(Dataset items)
..........

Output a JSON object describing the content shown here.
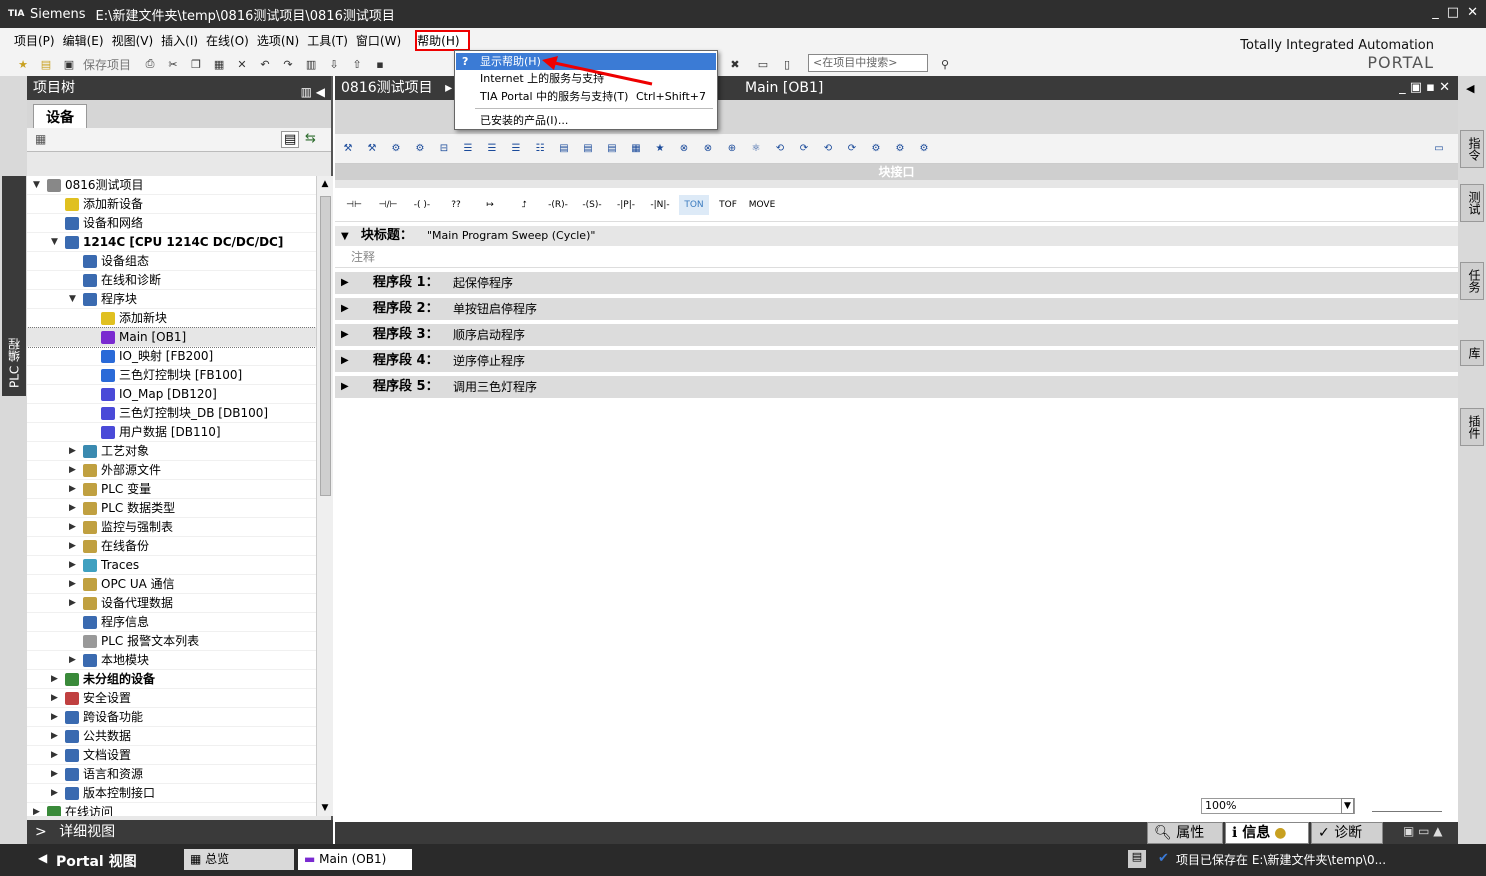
{
  "window": {
    "app": "Siemens",
    "path": "E:\\新建文件夹\\temp\\0816测试项目\\0816测试项目"
  },
  "menu": [
    "项目(P)",
    "编辑(E)",
    "视图(V)",
    "插入(I)",
    "在线(O)",
    "选项(N)",
    "工具(T)",
    "窗口(W)",
    "帮助(H)"
  ],
  "toolbar": {
    "save_label": "保存项目",
    "search_placeholder": "<在项目中搜索>"
  },
  "brand": {
    "line1": "Totally Integrated Automation",
    "line2": "PORTAL"
  },
  "help_menu": {
    "items": [
      {
        "label": "显示帮助(H)",
        "shortcut": ""
      },
      {
        "label": "Internet 上的服务与支持",
        "shortcut": ""
      },
      {
        "label": "TIA Portal 中的服务与支持(T)",
        "shortcut": "Ctrl+Shift+7"
      },
      {
        "label": "已安装的产品(I)...",
        "shortcut": ""
      }
    ]
  },
  "left_strip": {
    "plc_tab": "PLC 编程"
  },
  "tree": {
    "title": "项目树",
    "tab": "设备",
    "detail": "详细视图",
    "rows": [
      {
        "label": "0816测试项目",
        "indent": 0,
        "arrow": "▼",
        "color": "#888"
      },
      {
        "label": "添加新设备",
        "indent": 1,
        "arrow": "",
        "color": "#e0c020"
      },
      {
        "label": "设备和网络",
        "indent": 1,
        "arrow": "",
        "color": "#3a6ab0"
      },
      {
        "label": "1214C [CPU 1214C DC/DC/DC]",
        "indent": 1,
        "arrow": "▼",
        "color": "#3a6ab0",
        "bold": true
      },
      {
        "label": "设备组态",
        "indent": 2,
        "arrow": "",
        "color": "#3a6ab0"
      },
      {
        "label": "在线和诊断",
        "indent": 2,
        "arrow": "",
        "color": "#3a6ab0"
      },
      {
        "label": "程序块",
        "indent": 2,
        "arrow": "▼",
        "color": "#3a6ab0"
      },
      {
        "label": "添加新块",
        "indent": 3,
        "arrow": "",
        "color": "#e0c020"
      },
      {
        "label": "Main [OB1]",
        "indent": 3,
        "arrow": "",
        "color": "#7a2ad0",
        "sel": true
      },
      {
        "label": "IO_映射 [FB200]",
        "indent": 3,
        "arrow": "",
        "color": "#2a6ad8"
      },
      {
        "label": "三色灯控制块 [FB100]",
        "indent": 3,
        "arrow": "",
        "color": "#2a6ad8"
      },
      {
        "label": "IO_Map [DB120]",
        "indent": 3,
        "arrow": "",
        "color": "#4a4ad8"
      },
      {
        "label": "三色灯控制块_DB [DB100]",
        "indent": 3,
        "arrow": "",
        "color": "#4a4ad8"
      },
      {
        "label": "用户数据 [DB110]",
        "indent": 3,
        "arrow": "",
        "color": "#4a4ad8"
      },
      {
        "label": "工艺对象",
        "indent": 2,
        "arrow": "▶",
        "color": "#3a8ab0"
      },
      {
        "label": "外部源文件",
        "indent": 2,
        "arrow": "▶",
        "color": "#c0a040"
      },
      {
        "label": "PLC 变量",
        "indent": 2,
        "arrow": "▶",
        "color": "#c0a040"
      },
      {
        "label": "PLC 数据类型",
        "indent": 2,
        "arrow": "▶",
        "color": "#c0a040"
      },
      {
        "label": "监控与强制表",
        "indent": 2,
        "arrow": "▶",
        "color": "#c0a040"
      },
      {
        "label": "在线备份",
        "indent": 2,
        "arrow": "▶",
        "color": "#c0a040"
      },
      {
        "label": "Traces",
        "indent": 2,
        "arrow": "▶",
        "color": "#40a0c0"
      },
      {
        "label": "OPC UA 通信",
        "indent": 2,
        "arrow": "▶",
        "color": "#c0a040"
      },
      {
        "label": "设备代理数据",
        "indent": 2,
        "arrow": "▶",
        "color": "#c0a040"
      },
      {
        "label": "程序信息",
        "indent": 2,
        "arrow": "",
        "color": "#3a6ab0"
      },
      {
        "label": "PLC 报警文本列表",
        "indent": 2,
        "arrow": "",
        "color": "#999"
      },
      {
        "label": "本地模块",
        "indent": 2,
        "arrow": "▶",
        "color": "#3a6ab0"
      },
      {
        "label": "未分组的设备",
        "indent": 1,
        "arrow": "▶",
        "color": "#3a8a3a",
        "bold": true
      },
      {
        "label": "安全设置",
        "indent": 1,
        "arrow": "▶",
        "color": "#c04040"
      },
      {
        "label": "跨设备功能",
        "indent": 1,
        "arrow": "▶",
        "color": "#3a6ab0"
      },
      {
        "label": "公共数据",
        "indent": 1,
        "arrow": "▶",
        "color": "#3a6ab0"
      },
      {
        "label": "文档设置",
        "indent": 1,
        "arrow": "▶",
        "color": "#3a6ab0"
      },
      {
        "label": "语言和资源",
        "indent": 1,
        "arrow": "▶",
        "color": "#3a6ab0"
      },
      {
        "label": "版本控制接口",
        "indent": 1,
        "arrow": "▶",
        "color": "#3a6ab0"
      },
      {
        "label": "在线访问",
        "indent": 0,
        "arrow": "▶",
        "color": "#3a8a3a"
      }
    ]
  },
  "editor": {
    "breadcrumb": "0816测试项目",
    "title": "Main [OB1]",
    "interface_label": "块接口",
    "ladder": [
      "⊣⊢",
      "⊣/⊢",
      "-( )-",
      "??",
      "↦",
      "⮥",
      "-(R)-",
      "-(S)-",
      "-|P|-",
      "-|N|-",
      "TON",
      "TOF",
      "MOVE"
    ],
    "block_title_label": "块标题：",
    "block_title": "\"Main Program Sweep (Cycle)\"",
    "comment": "注释",
    "segments": [
      {
        "n": "程序段 1：",
        "d": "起保停程序"
      },
      {
        "n": "程序段 2：",
        "d": "单按钮启停程序"
      },
      {
        "n": "程序段 3：",
        "d": "顺序启动程序"
      },
      {
        "n": "程序段 4：",
        "d": "逆序停止程序"
      },
      {
        "n": "程序段 5：",
        "d": "调用三色灯程序"
      }
    ],
    "zoom": "100%"
  },
  "right_tabs": [
    "指令",
    "测试",
    "任务",
    "库",
    "插件"
  ],
  "bottom_tabs": [
    "属性",
    "信息",
    "诊断"
  ],
  "status": {
    "portal": "Portal 视图",
    "tab1": "总览",
    "tab2": "Main (OB1)",
    "message": "项目已保存在 E:\\新建文件夹\\temp\\0..."
  }
}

..........

Goal of the exercise: The records above need to be restated word for word, with the pictures left out.

Task answer:
Output a JSON object describing the content shown here.
{
  "window": {
    "app": "Siemens",
    "path": "E:\\新建文件夹\\temp\\0816测试项目\\0816测试项目"
  },
  "menu": [
    "项目(P)",
    "编辑(E)",
    "视图(V)",
    "插入(I)",
    "在线(O)",
    "选项(N)",
    "工具(T)",
    "窗口(W)",
    "帮助(H)"
  ],
  "toolbar": {
    "save_label": "保存项目",
    "search_placeholder": "<在项目中搜索>"
  },
  "brand": {
    "line1": "Totally Integrated Automation",
    "line2": "PORTAL"
  },
  "help_menu": {
    "items": [
      {
        "label": "显示帮助(H)",
        "shortcut": ""
      },
      {
        "label": "Internet 上的服务与支持",
        "shortcut": ""
      },
      {
        "label": "TIA Portal 中的服务与支持(T)",
        "shortcut": "Ctrl+Shift+7"
      },
      {
        "label": "已安装的产品(I)...",
        "shortcut": ""
      }
    ]
  },
  "left_strip": {
    "plc_tab": "PLC 编程"
  },
  "tree": {
    "title": "项目树",
    "tab": "设备",
    "detail": "详细视图",
    "rows": [
      {
        "label": "0816测试项目",
        "indent": 0,
        "arrow": "▼",
        "color": "#888"
      },
      {
        "label": "添加新设备",
        "indent": 1,
        "arrow": "",
        "color": "#e0c020"
      },
      {
        "label": "设备和网络",
        "indent": 1,
        "arrow": "",
        "color": "#3a6ab0"
      },
      {
        "label": "1214C [CPU 1214C DC/DC/DC]",
        "indent": 1,
        "arrow": "▼",
        "color": "#3a6ab0",
        "bold": true
      },
      {
        "label": "设备组态",
        "indent": 2,
        "arrow": "",
        "color": "#3a6ab0"
      },
      {
        "label": "在线和诊断",
        "indent": 2,
        "arrow": "",
        "color": "#3a6ab0"
      },
      {
        "label": "程序块",
        "indent": 2,
        "arrow": "▼",
        "color": "#3a6ab0"
      },
      {
        "label": "添加新块",
        "indent": 3,
        "arrow": "",
        "color": "#e0c020"
      },
      {
        "label": "Main [OB1]",
        "indent": 3,
        "arrow": "",
        "color": "#7a2ad0",
        "sel": true
      },
      {
        "label": "IO_映射 [FB200]",
        "indent": 3,
        "arrow": "",
        "color": "#2a6ad8"
      },
      {
        "label": "三色灯控制块 [FB100]",
        "indent": 3,
        "arrow": "",
        "color": "#2a6ad8"
      },
      {
        "label": "IO_Map [DB120]",
        "indent": 3,
        "arrow": "",
        "color": "#4a4ad8"
      },
      {
        "label": "三色灯控制块_DB [DB100]",
        "indent": 3,
        "arrow": "",
        "color": "#4a4ad8"
      },
      {
        "label": "用户数据 [DB110]",
        "indent": 3,
        "arrow": "",
        "color": "#4a4ad8"
      },
      {
        "label": "工艺对象",
        "indent": 2,
        "arrow": "▶",
        "color": "#3a8ab0"
      },
      {
        "label": "外部源文件",
        "indent": 2,
        "arrow": "▶",
        "color": "#c0a040"
      },
      {
        "label": "PLC 变量",
        "indent": 2,
        "arrow": "▶",
        "color": "#c0a040"
      },
      {
        "label": "PLC 数据类型",
        "indent": 2,
        "arrow": "▶",
        "color": "#c0a040"
      },
      {
        "label": "监控与强制表",
        "indent": 2,
        "arrow": "▶",
        "color": "#c0a040"
      },
      {
        "label": "在线备份",
        "indent": 2,
        "arrow": "▶",
        "color": "#c0a040"
      },
      {
        "label": "Traces",
        "indent": 2,
        "arrow": "▶",
        "color": "#40a0c0"
      },
      {
        "label": "OPC UA 通信",
        "indent": 2,
        "arrow": "▶",
        "color": "#c0a040"
      },
      {
        "label": "设备代理数据",
        "indent": 2,
        "arrow": "▶",
        "color": "#c0a040"
      },
      {
        "label": "程序信息",
        "indent": 2,
        "arrow": "",
        "color": "#3a6ab0"
      },
      {
        "label": "PLC 报警文本列表",
        "indent": 2,
        "arrow": "",
        "color": "#999"
      },
      {
        "label": "本地模块",
        "indent": 2,
        "arrow": "▶",
        "color": "#3a6ab0"
      },
      {
        "label": "未分组的设备",
        "indent": 1,
        "arrow": "▶",
        "color": "#3a8a3a",
        "bold": true
      },
      {
        "label": "安全设置",
        "indent": 1,
        "arrow": "▶",
        "color": "#c04040"
      },
      {
        "label": "跨设备功能",
        "indent": 1,
        "arrow": "▶",
        "color": "#3a6ab0"
      },
      {
        "label": "公共数据",
        "indent": 1,
        "arrow": "▶",
        "color": "#3a6ab0"
      },
      {
        "label": "文档设置",
        "indent": 1,
        "arrow": "▶",
        "color": "#3a6ab0"
      },
      {
        "label": "语言和资源",
        "indent": 1,
        "arrow": "▶",
        "color": "#3a6ab0"
      },
      {
        "label": "版本控制接口",
        "indent": 1,
        "arrow": "▶",
        "color": "#3a6ab0"
      },
      {
        "label": "在线访问",
        "indent": 0,
        "arrow": "▶",
        "color": "#3a8a3a"
      }
    ]
  },
  "editor": {
    "breadcrumb": "0816测试项目",
    "title": "Main [OB1]",
    "interface_label": "块接口",
    "ladder": [
      "⊣⊢",
      "⊣/⊢",
      "-( )-",
      "??",
      "↦",
      "⮥",
      "-(R)-",
      "-(S)-",
      "-|P|-",
      "-|N|-",
      "TON",
      "TOF",
      "MOVE"
    ],
    "block_title_label": "块标题：",
    "block_title": "\"Main Program Sweep (Cycle)\"",
    "comment": "注释",
    "segments": [
      {
        "n": "程序段 1：",
        "d": "起保停程序"
      },
      {
        "n": "程序段 2：",
        "d": "单按钮启停程序"
      },
      {
        "n": "程序段 3：",
        "d": "顺序启动程序"
      },
      {
        "n": "程序段 4：",
        "d": "逆序停止程序"
      },
      {
        "n": "程序段 5：",
        "d": "调用三色灯程序"
      }
    ],
    "zoom": "100%"
  },
  "right_tabs": [
    "指令",
    "测试",
    "任务",
    "库",
    "插件"
  ],
  "bottom_tabs": [
    "属性",
    "信息",
    "诊断"
  ],
  "status": {
    "portal": "Portal 视图",
    "tab1": "总览",
    "tab2": "Main (OB1)",
    "message": "项目已保存在 E:\\新建文件夹\\temp\\0..."
  }
}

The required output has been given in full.